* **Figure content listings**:
* BEGIN *
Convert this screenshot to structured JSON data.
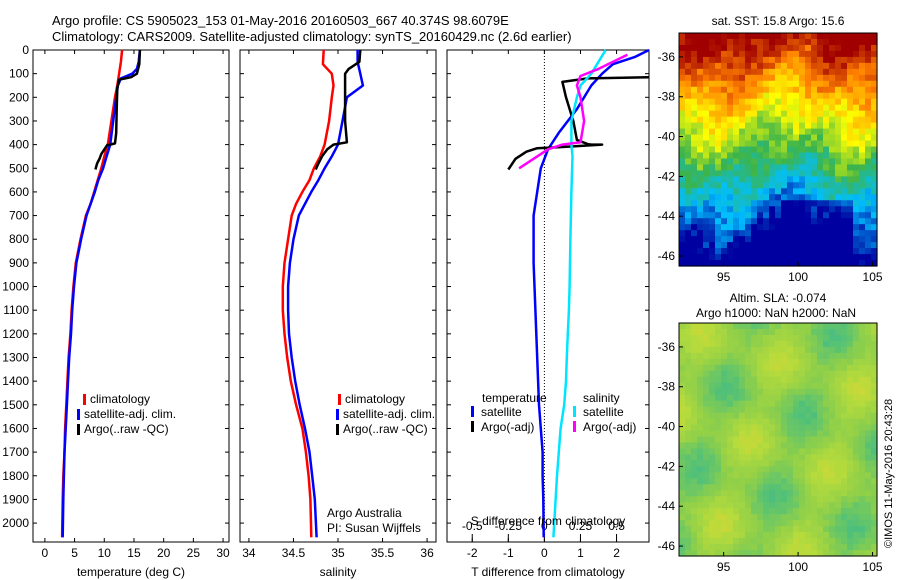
{
  "header": {
    "line1": "Argo profile: CS 5905023_153 01-May-2016 20160503_667 40.374S 98.6079E",
    "line2": "Climatology: CARS2009. Satellite-adjusted climatology: synTS_20160429.nc (2.6d earlier)"
  },
  "credits": {
    "line1": "Argo Australia",
    "line2": "PI: Susan Wijffels",
    "vertical": "©IMOS 11-May-2016 20:43:28"
  },
  "colors": {
    "climatology": "#ff0000",
    "satellite": "#0000ff",
    "argo": "#000000",
    "salinity_satellite": "#00e5ff",
    "salinity_argo": "#ff00ff",
    "sst_map_range": [
      "#0000a0",
      "#00bfff",
      "#3cb44b",
      "#ffff00",
      "#ff8000",
      "#a00000"
    ],
    "sla_map_base": "#8ecf4a"
  },
  "chart_data": [
    {
      "type": "line",
      "xlabel": "temperature (deg C)",
      "ylabel": "",
      "xlim": [
        -2,
        31
      ],
      "ylim": [
        2080,
        0
      ],
      "xticks": [
        "0",
        "5",
        "10",
        "15",
        "20",
        "25",
        "30"
      ],
      "yticks": [
        "0",
        "100",
        "200",
        "300",
        "400",
        "500",
        "600",
        "700",
        "800",
        "900",
        "1000",
        "1100",
        "1200",
        "1300",
        "1400",
        "1500",
        "1600",
        "1700",
        "1800",
        "1900",
        "2000"
      ],
      "legend": [
        "climatology",
        "satellite-adj. clim.",
        "Argo(..raw -QC)"
      ],
      "series": [
        {
          "name": "climatology",
          "color": "#ff0000",
          "x": [
            13,
            12.8,
            12.5,
            12.2,
            11.8,
            11.2,
            10.6,
            10,
            9.5,
            8.9,
            8.3,
            7.7,
            6.9,
            6,
            5.2,
            4.8,
            4.5,
            4.3,
            4,
            3.8,
            3.6,
            3.4,
            3.3,
            3.1,
            3,
            2.9
          ],
          "y": [
            0,
            50,
            100,
            150,
            200,
            300,
            400,
            450,
            500,
            550,
            600,
            650,
            700,
            800,
            900,
            1000,
            1100,
            1200,
            1300,
            1400,
            1500,
            1600,
            1700,
            1800,
            1900,
            2060
          ]
        },
        {
          "name": "satellite-adj. clim.",
          "color": "#0000ff",
          "x": [
            16,
            15.8,
            15.5,
            14.7,
            12.8,
            12.3,
            12,
            11.5,
            11,
            10.4,
            9.8,
            9,
            8.4,
            7.7,
            7,
            6.1,
            5.3,
            4.9,
            4.6,
            4.4,
            4.1,
            3.9,
            3.7,
            3.5,
            3.3,
            3.1,
            3
          ],
          "y": [
            0,
            50,
            80,
            100,
            120,
            150,
            200,
            300,
            400,
            450,
            500,
            550,
            600,
            650,
            700,
            800,
            900,
            1000,
            1100,
            1200,
            1300,
            1400,
            1500,
            1600,
            1700,
            1900,
            2060
          ]
        },
        {
          "name": "Argo(..raw -QC)",
          "color": "#000000",
          "x": [
            16,
            15.9,
            15.5,
            14.5,
            12.5,
            12.2,
            12.1,
            12,
            11.8,
            11,
            10.5,
            9.5,
            9.2,
            8.8,
            8.5
          ],
          "y": [
            0,
            60,
            100,
            115,
            125,
            160,
            250,
            350,
            395,
            400,
            402,
            440,
            460,
            480,
            505
          ]
        }
      ]
    },
    {
      "type": "line",
      "xlabel": "salinity",
      "ylabel": "",
      "xlim": [
        33.9,
        36.1
      ],
      "ylim": [
        2080,
        0
      ],
      "xticks": [
        "34",
        "34.5",
        "35",
        "35.5",
        "36"
      ],
      "legend": [
        "climatology",
        "satellite-adj. clim.",
        "Argo(..raw -QC)"
      ],
      "series": [
        {
          "name": "climatology",
          "color": "#ff0000",
          "x": [
            34.84,
            34.83,
            34.93,
            34.95,
            34.93,
            34.9,
            34.85,
            34.8,
            34.73,
            34.68,
            34.6,
            34.53,
            34.48,
            34.44,
            34.4,
            34.38,
            34.38,
            34.4,
            34.43,
            34.47,
            34.53,
            34.6,
            34.64,
            34.67,
            34.69,
            34.7
          ],
          "y": [
            0,
            60,
            100,
            150,
            200,
            300,
            400,
            450,
            500,
            550,
            600,
            650,
            700,
            800,
            900,
            1000,
            1100,
            1200,
            1300,
            1400,
            1500,
            1600,
            1700,
            1800,
            1900,
            2060
          ]
        },
        {
          "name": "satellite-adj. clim.",
          "color": "#0000ff",
          "x": [
            35.22,
            35.22,
            35.25,
            35.28,
            35.1,
            35.05,
            35,
            34.93,
            34.85,
            34.78,
            34.7,
            34.63,
            34.56,
            34.5,
            34.46,
            34.44,
            34.44,
            34.45,
            34.48,
            34.52,
            34.57,
            34.63,
            34.68,
            34.71,
            34.74,
            34.76
          ],
          "y": [
            0,
            50,
            100,
            150,
            200,
            300,
            400,
            450,
            500,
            550,
            600,
            650,
            700,
            800,
            900,
            1000,
            1100,
            1200,
            1300,
            1400,
            1500,
            1600,
            1700,
            1800,
            1900,
            2060
          ]
        },
        {
          "name": "Argo(..raw -QC)",
          "color": "#000000",
          "x": [
            35.25,
            35.24,
            35.12,
            35.08,
            35.08,
            35.08,
            35.08,
            35.1,
            34.95,
            34.88,
            34.82,
            34.78,
            34.75
          ],
          "y": [
            0,
            50,
            80,
            100,
            130,
            200,
            300,
            390,
            400,
            420,
            450,
            480,
            505
          ]
        }
      ]
    },
    {
      "type": "line",
      "xlabel": "T difference from climatology",
      "top_label": "S difference from climatology",
      "xlim": [
        -2.7,
        2.9
      ],
      "ylim": [
        2080,
        0
      ],
      "xticks": [
        "-2",
        "-1",
        "0",
        "1",
        "2"
      ],
      "top_xlim": [
        -0.5,
        0.5
      ],
      "top_xticks": [
        "-0.5",
        "-0.25",
        "0",
        "0.25",
        "0.5"
      ],
      "legend_groups": [
        {
          "title": "temperature",
          "items": [
            "satellite",
            "Argo(-adj)"
          ]
        },
        {
          "title": "salinity",
          "items": [
            "satellite",
            "Argo(-adj)"
          ]
        }
      ],
      "series": [
        {
          "name": "temperature satellite",
          "color": "#0000ff",
          "x": [
            3,
            2.5,
            1.9,
            1.6,
            1.3,
            0.9,
            0.4,
            0.1,
            -0.1,
            -0.2,
            -0.3,
            -0.3,
            -0.25,
            -0.2,
            -0.15,
            -0.1,
            -0.05,
            -0.05,
            -0.03,
            -0.02
          ],
          "y": [
            0,
            30,
            60,
            100,
            150,
            250,
            350,
            420,
            500,
            600,
            700,
            900,
            1100,
            1300,
            1500,
            1600,
            1700,
            1800,
            1900,
            2060
          ]
        },
        {
          "name": "temperature Argo(-adj)",
          "color": "#000000",
          "x": [
            3,
            1.2,
            0.5,
            0.6,
            0.8,
            0.9,
            1.2,
            1.3,
            1.6,
            0.5,
            -0.2,
            -0.5,
            -0.8,
            -1
          ],
          "y": [
            115,
            120,
            135,
            200,
            300,
            380,
            398,
            400,
            400,
            410,
            415,
            430,
            460,
            505
          ]
        },
        {
          "name": "salinity satellite",
          "color": "#00e5ff",
          "x": [
            1.7,
            1.5,
            1.3,
            1,
            0.9,
            0.75,
            0.75,
            0.78,
            0.75,
            0.72,
            0.7,
            0.68,
            0.65,
            0.62,
            0.6,
            0.55,
            0.45,
            0.35,
            0.25
          ],
          "y": [
            0,
            50,
            100,
            150,
            200,
            300,
            400,
            450,
            600,
            800,
            1000,
            1100,
            1200,
            1300,
            1400,
            1500,
            1600,
            1800,
            2060
          ]
        },
        {
          "name": "salinity Argo(-adj)",
          "color": "#ff00ff",
          "x": [
            2.3,
            1.5,
            1,
            0.9,
            1,
            1.1,
            1,
            0.5,
            0.1,
            -0.3,
            -0.7
          ],
          "y": [
            20,
            80,
            110,
            150,
            200,
            300,
            390,
            400,
            420,
            460,
            500
          ]
        }
      ]
    },
    {
      "type": "heatmap",
      "title": "sat. SST: 15.8  Argo: 15.6",
      "xticks": [
        "95",
        "100",
        "105"
      ],
      "yticks": [
        "-36",
        "-38",
        "-40",
        "-42",
        "-44",
        "-46"
      ],
      "xlim": [
        92,
        105.3
      ],
      "ylim": [
        -46.5,
        -34.8
      ]
    },
    {
      "type": "heatmap",
      "title": "Altim. SLA: -0.074",
      "subtitle": "Argo h1000: NaN h2000: NaN",
      "xticks": [
        "95",
        "100",
        "105"
      ],
      "yticks": [
        "-36",
        "-38",
        "-40",
        "-42",
        "-44",
        "-46"
      ],
      "xlim": [
        92,
        105.3
      ],
      "ylim": [
        -46.5,
        -34.8
      ]
    }
  ]
}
* END *
* **The exercise**: Pull every line containing "xlabel" out of the data above.

* **Written solution**:
      "xlabel": "temperature (deg C)",
      "xlabel": "salinity",
      "xlabel": "T difference from climatology",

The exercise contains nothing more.